WHAT TO DO:
Quote the whole listing verbatim.

A block of data
_ _ _

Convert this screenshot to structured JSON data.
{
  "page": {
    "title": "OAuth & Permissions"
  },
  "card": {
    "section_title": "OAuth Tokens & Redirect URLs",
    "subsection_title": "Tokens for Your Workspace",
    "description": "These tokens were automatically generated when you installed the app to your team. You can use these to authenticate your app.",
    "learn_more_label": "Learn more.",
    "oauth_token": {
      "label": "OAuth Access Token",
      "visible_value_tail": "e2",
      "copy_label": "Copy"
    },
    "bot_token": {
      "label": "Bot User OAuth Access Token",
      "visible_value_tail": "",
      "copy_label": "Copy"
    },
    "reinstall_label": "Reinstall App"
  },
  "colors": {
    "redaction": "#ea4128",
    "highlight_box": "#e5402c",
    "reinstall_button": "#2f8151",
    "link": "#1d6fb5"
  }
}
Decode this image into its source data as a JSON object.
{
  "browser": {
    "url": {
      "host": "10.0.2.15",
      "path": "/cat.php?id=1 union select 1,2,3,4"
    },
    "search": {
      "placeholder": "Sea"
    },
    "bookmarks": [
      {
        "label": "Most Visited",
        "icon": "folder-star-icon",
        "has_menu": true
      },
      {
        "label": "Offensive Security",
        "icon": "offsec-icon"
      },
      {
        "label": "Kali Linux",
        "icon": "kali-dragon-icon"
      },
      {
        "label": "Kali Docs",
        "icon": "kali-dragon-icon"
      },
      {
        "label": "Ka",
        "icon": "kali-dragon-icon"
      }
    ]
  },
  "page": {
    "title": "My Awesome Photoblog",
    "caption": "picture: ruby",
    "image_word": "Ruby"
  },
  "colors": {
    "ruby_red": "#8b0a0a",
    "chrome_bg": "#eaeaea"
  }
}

_ _ _

RESULT:
Convert this screenshot to structured JSON data.
{
  "page": {
    "title": "OAuth & Permissions"
  },
  "card": {
    "section_title": "OAuth Tokens & Redirect URLs",
    "subsection_title": "Tokens for Your Workspace",
    "description": "These tokens were automatically generated when you installed the app to your team. You can use these to authenticate your app.",
    "learn_more_label": "Learn more.",
    "oauth_token": {
      "label": "OAuth Access Token",
      "visible_value_tail": "e2",
      "copy_label": "Copy"
    },
    "bot_token": {
      "label": "Bot User OAuth Access Token",
      "visible_value_tail": "",
      "copy_label": "Copy"
    },
    "reinstall_label": "Reinstall App"
  },
  "colors": {
    "redaction": "#ea4128",
    "highlight_box": "#e5402c",
    "reinstall_button": "#2f8151",
    "link": "#1d6fb5"
  }
}
Decode this image into its source data as a JSON object.
{
  "browser": {
    "url": {
      "host": "10.0.2.15",
      "path": "/cat.php?id=1 union select 1,2,3,4"
    },
    "search": {
      "placeholder": "Sea"
    },
    "bookmarks": [
      {
        "label": "Most Visited",
        "icon": "folder-star-icon",
        "has_menu": true
      },
      {
        "label": "Offensive Security",
        "icon": "offsec-icon"
      },
      {
        "label": "Kali Linux",
        "icon": "kali-dragon-icon"
      },
      {
        "label": "Kali Docs",
        "icon": "kali-dragon-icon"
      },
      {
        "label": "Ka",
        "icon": "kali-dragon-icon"
      }
    ]
  },
  "page": {
    "title": "My Awesome Photoblog",
    "caption": "picture: ruby",
    "image_word": "Ruby"
  },
  "colors": {
    "ruby_red": "#8b0a0a",
    "chrome_bg": "#eaeaea"
  }
}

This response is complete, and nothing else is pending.